(Saved data entries)

## start

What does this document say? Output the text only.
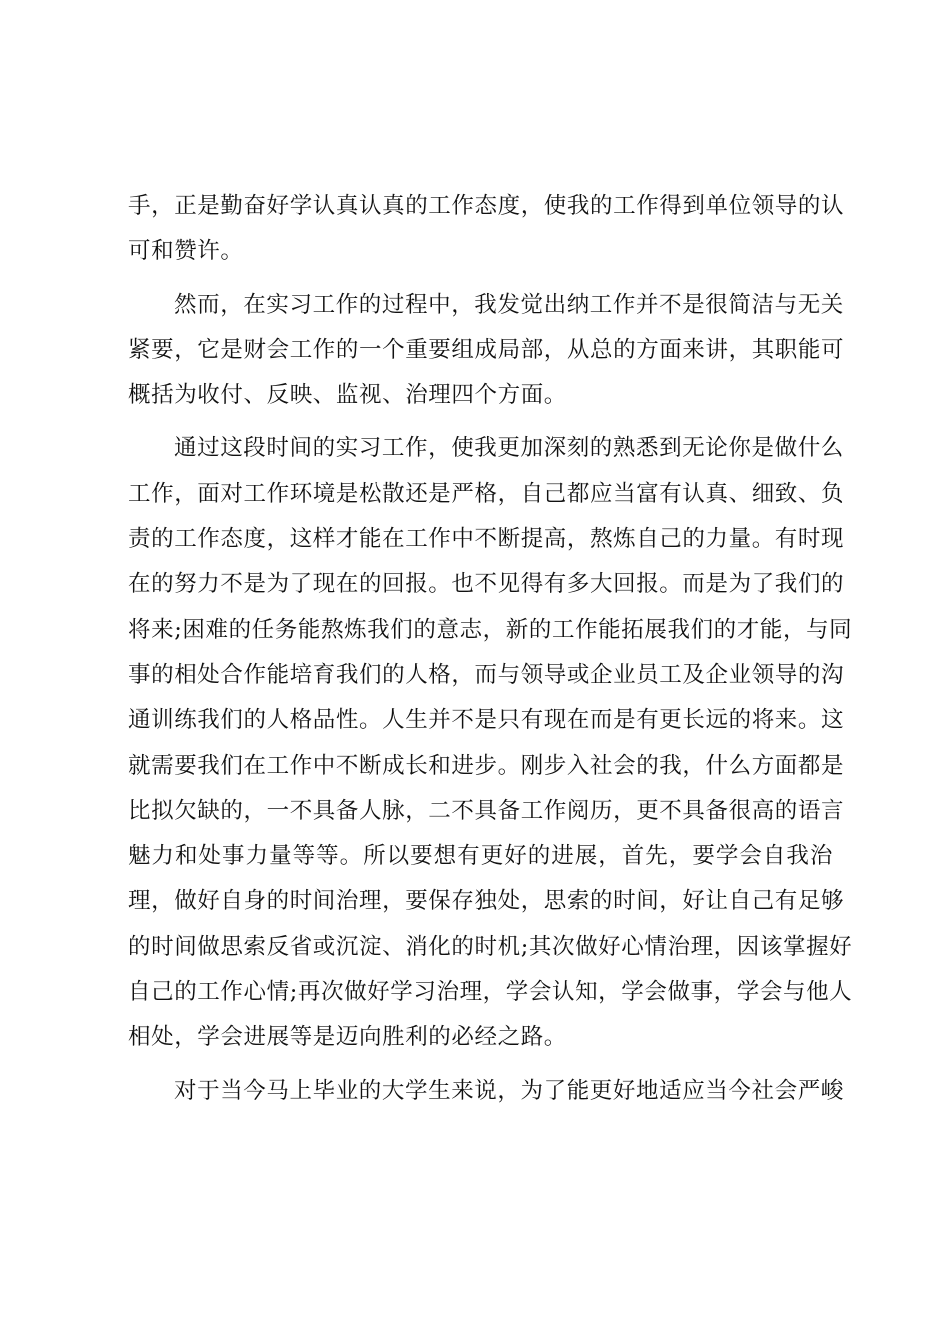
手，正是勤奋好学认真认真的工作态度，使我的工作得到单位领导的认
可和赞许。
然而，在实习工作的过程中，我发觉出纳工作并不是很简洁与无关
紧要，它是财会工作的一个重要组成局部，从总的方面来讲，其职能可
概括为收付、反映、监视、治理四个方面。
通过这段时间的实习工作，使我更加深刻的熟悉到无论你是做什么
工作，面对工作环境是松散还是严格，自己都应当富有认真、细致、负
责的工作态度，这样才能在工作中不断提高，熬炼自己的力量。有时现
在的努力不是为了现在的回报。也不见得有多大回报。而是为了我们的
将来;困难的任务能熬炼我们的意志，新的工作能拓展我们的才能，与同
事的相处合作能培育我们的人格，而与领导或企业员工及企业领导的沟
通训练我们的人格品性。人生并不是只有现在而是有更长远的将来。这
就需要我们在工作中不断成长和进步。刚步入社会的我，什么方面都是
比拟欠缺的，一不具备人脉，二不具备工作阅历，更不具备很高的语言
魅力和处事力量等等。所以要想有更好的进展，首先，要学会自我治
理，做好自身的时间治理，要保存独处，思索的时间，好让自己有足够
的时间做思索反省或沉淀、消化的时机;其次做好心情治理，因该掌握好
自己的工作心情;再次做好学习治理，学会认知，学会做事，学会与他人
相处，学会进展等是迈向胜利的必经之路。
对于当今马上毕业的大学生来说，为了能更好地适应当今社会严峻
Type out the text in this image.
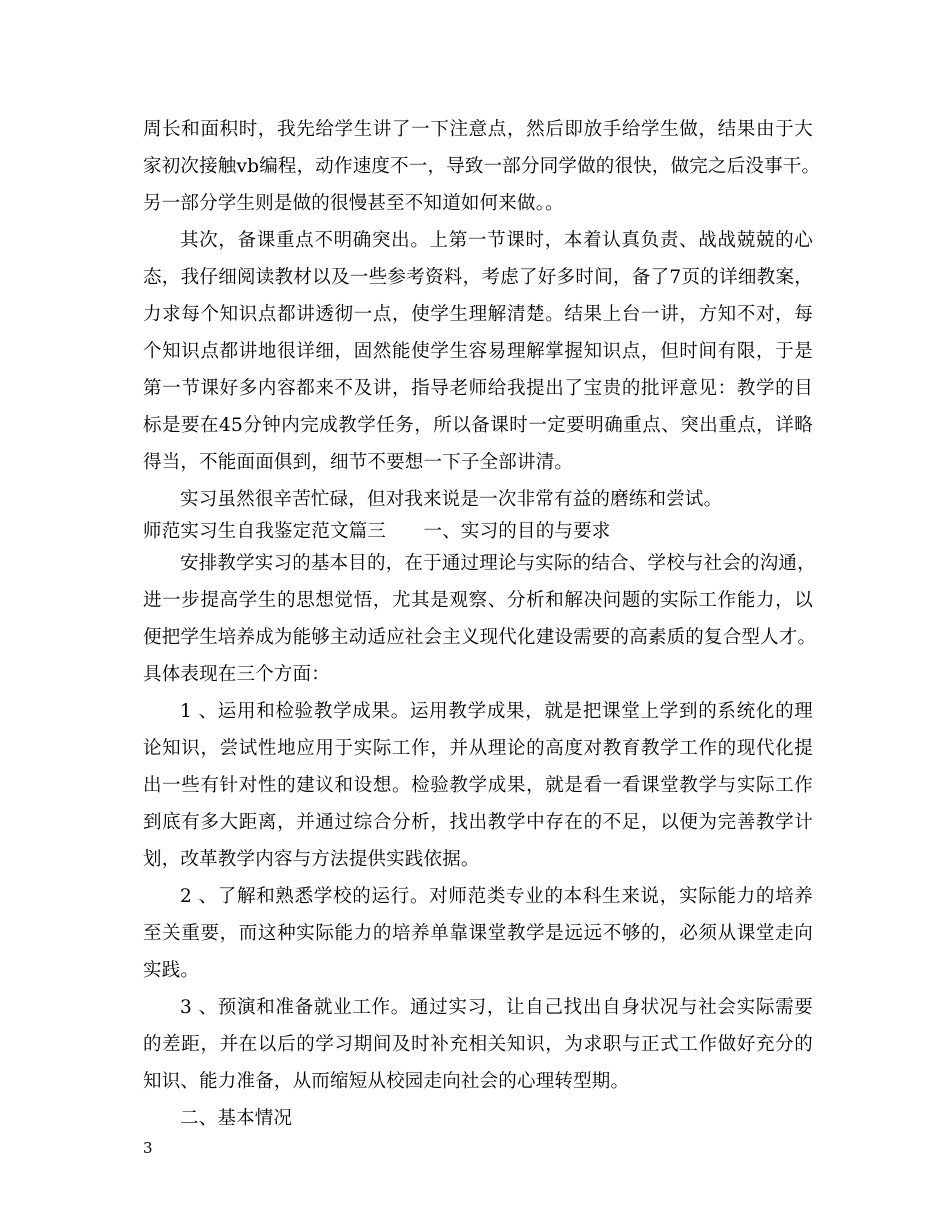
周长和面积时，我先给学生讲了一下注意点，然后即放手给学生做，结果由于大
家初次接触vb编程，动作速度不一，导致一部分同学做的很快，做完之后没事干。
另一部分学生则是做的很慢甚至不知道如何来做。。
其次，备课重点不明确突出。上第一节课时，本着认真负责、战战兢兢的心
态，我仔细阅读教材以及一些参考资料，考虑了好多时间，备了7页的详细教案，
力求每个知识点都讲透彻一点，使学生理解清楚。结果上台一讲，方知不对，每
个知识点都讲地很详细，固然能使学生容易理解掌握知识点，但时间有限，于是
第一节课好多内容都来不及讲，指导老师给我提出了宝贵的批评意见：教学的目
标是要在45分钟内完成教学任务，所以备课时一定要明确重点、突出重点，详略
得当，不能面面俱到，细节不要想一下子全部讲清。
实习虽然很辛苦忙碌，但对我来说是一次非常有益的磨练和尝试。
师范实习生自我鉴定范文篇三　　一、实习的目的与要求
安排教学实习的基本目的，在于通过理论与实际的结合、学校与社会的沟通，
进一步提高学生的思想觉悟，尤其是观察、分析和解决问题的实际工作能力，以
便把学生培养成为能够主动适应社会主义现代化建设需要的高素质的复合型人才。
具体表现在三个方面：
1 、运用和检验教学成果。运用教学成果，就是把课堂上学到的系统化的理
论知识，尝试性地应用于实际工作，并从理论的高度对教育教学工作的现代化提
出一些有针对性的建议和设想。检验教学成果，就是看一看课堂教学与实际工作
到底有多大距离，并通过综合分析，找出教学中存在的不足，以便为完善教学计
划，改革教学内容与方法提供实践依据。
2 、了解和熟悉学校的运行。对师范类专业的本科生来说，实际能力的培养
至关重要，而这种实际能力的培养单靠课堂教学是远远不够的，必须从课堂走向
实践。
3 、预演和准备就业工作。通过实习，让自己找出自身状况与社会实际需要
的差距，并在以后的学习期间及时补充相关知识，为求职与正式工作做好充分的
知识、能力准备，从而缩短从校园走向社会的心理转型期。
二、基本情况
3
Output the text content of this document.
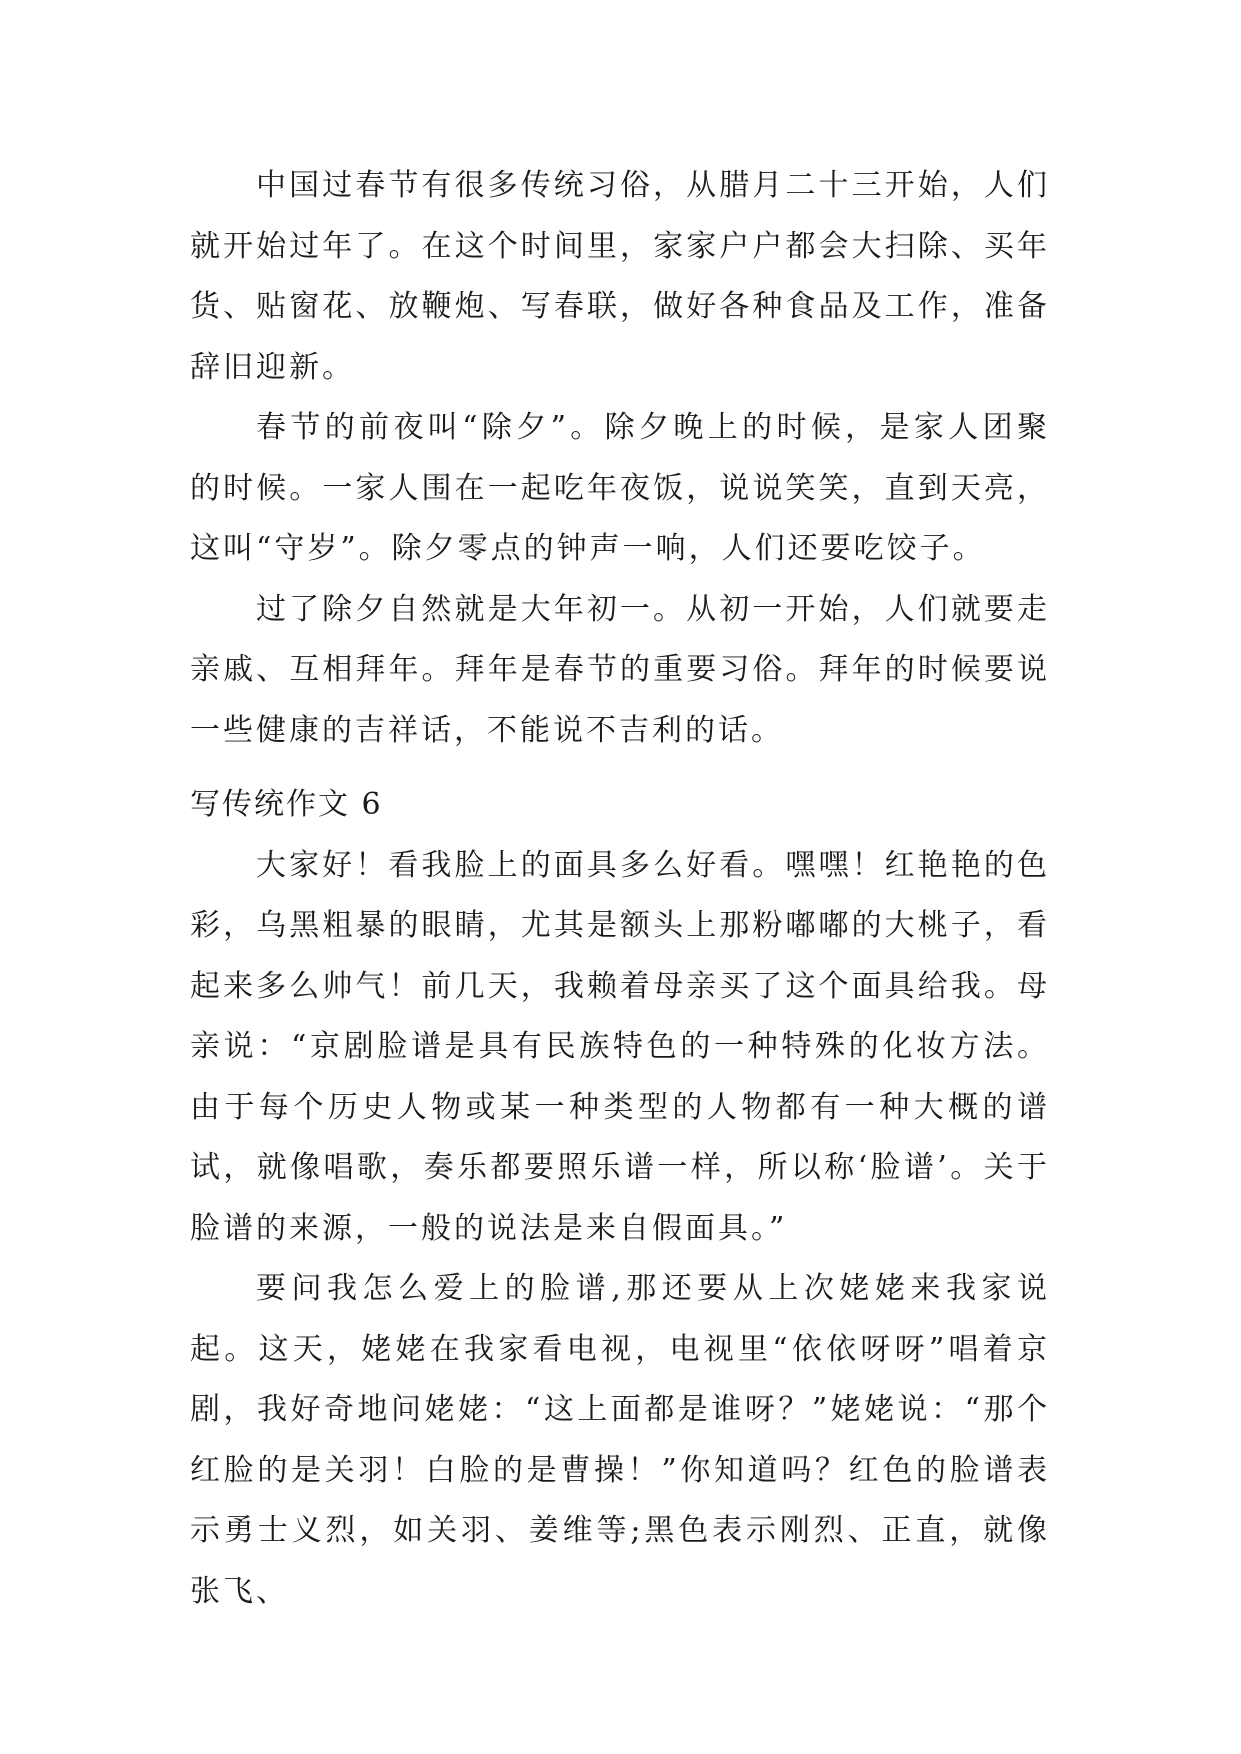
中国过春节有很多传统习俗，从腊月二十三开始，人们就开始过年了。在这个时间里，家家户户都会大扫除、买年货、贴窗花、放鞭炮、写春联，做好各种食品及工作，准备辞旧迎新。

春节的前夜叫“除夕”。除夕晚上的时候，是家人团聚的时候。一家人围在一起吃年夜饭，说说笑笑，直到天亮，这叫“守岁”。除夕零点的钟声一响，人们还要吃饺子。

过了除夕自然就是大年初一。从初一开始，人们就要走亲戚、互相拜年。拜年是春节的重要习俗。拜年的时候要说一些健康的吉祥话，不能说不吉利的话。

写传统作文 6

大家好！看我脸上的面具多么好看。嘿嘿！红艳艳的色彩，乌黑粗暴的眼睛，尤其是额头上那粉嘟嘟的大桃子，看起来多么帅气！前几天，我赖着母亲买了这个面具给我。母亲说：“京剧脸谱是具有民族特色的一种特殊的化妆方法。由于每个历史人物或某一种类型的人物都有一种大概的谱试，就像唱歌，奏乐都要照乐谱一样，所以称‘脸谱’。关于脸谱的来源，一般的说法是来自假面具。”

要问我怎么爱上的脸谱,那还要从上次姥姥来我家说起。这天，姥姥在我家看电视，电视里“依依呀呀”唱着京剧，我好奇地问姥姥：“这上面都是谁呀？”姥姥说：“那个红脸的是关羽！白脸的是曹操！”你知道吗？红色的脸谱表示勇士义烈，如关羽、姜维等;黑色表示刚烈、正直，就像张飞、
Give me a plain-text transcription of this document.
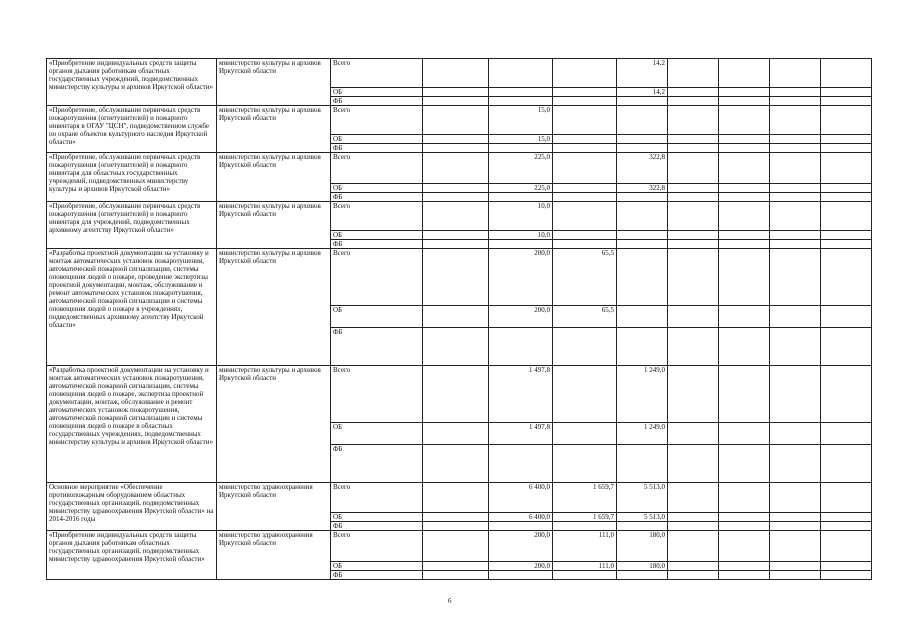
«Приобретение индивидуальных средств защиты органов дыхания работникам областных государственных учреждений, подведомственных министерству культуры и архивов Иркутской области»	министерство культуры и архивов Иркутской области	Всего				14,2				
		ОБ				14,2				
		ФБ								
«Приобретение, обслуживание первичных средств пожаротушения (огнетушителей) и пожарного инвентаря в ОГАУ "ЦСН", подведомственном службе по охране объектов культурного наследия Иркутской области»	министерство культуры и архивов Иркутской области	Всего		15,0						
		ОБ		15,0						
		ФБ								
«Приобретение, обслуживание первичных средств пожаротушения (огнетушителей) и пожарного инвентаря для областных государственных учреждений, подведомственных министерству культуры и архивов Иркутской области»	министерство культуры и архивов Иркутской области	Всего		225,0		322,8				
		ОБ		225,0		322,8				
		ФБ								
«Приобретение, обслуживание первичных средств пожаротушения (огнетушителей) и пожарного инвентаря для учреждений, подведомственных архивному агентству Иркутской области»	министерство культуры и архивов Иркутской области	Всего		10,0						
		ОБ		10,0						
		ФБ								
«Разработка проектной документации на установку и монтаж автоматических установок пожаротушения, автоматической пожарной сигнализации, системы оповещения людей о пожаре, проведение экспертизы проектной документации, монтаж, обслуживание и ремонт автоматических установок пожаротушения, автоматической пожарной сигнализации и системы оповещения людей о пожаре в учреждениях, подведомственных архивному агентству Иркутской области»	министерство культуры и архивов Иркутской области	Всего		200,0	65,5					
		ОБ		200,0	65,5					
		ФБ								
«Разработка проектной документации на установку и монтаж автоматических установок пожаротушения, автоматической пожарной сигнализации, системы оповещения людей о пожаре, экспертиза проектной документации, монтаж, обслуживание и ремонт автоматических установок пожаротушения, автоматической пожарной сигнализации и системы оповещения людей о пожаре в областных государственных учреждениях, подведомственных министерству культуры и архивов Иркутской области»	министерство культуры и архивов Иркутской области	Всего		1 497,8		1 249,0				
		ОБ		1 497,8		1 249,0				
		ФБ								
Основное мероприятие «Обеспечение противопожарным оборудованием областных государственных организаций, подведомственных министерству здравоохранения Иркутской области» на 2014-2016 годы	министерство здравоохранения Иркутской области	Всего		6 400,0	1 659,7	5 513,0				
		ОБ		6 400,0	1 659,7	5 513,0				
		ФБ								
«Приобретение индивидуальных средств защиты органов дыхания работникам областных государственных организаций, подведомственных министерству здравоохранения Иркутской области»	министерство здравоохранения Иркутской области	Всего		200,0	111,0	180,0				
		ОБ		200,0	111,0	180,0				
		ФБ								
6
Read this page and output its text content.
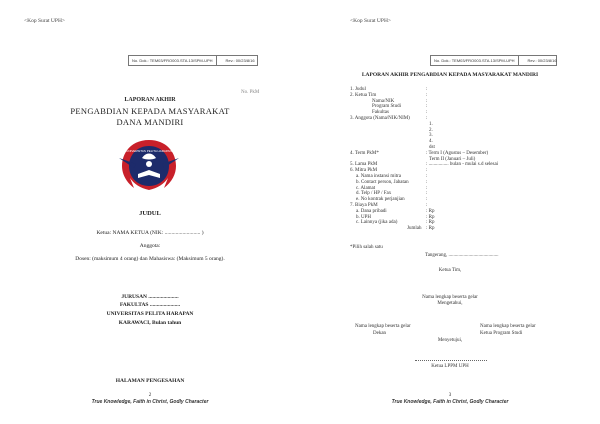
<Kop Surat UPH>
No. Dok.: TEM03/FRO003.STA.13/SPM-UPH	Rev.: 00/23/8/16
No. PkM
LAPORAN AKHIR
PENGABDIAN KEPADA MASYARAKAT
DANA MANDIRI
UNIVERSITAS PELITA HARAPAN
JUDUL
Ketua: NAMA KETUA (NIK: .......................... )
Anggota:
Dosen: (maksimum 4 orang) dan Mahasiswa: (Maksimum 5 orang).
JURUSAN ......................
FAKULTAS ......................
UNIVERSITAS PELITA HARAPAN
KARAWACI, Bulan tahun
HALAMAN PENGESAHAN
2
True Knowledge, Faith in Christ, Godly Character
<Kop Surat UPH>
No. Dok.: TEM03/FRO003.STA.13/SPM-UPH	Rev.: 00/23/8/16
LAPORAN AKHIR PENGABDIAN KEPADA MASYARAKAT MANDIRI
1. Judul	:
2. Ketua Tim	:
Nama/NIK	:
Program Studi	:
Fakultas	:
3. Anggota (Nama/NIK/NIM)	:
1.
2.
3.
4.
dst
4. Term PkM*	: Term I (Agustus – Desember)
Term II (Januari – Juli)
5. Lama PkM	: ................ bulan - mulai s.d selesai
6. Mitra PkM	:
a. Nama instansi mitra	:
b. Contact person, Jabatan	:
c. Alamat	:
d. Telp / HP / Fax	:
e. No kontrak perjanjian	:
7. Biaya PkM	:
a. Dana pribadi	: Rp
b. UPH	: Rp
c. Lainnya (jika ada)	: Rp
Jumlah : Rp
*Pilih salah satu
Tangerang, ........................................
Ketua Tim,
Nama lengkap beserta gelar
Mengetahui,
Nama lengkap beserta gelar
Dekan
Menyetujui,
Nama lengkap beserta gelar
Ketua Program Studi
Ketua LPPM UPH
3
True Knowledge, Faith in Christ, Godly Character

## end

▶ **WHAT NEEDS TO BE DONE**
Search the data above for the string "документации" and copy each line that has it.

▶ **RESULT FOR THIS EXERCISE**
«Разработка проектной документации на установку и монтаж автоматических установок пожаротушения, автоматической пожарной сигнализации, системы оповещения людей о пожаре, проведение экспертизы проектной документации, монтаж, обслуживание и ремонт автоматических установок пожаротушения, автоматической пожарной сигнализации и системы оповещения людей о пожаре в учреждениях, подведомственных архивному агентству Иркутской области»	министерство культуры и архивов Иркутской области	Всего		200,0	65,5					
«Разработка проектной документации на установку и монтаж автоматических установок пожаротушения, автоматической пожарной сигнализации, системы оповещения людей о пожаре, экспертиза проектной документации, монтаж, обслуживание и ремонт автоматических установок пожаротушения, автоматической пожарной сигнализации и системы оповещения людей о пожаре в областных государственных учреждениях, подведомственных министерству культуры и архивов Иркутской области»	министерство культуры и архивов Иркутской области	Всего		1 497,8		1 249,0				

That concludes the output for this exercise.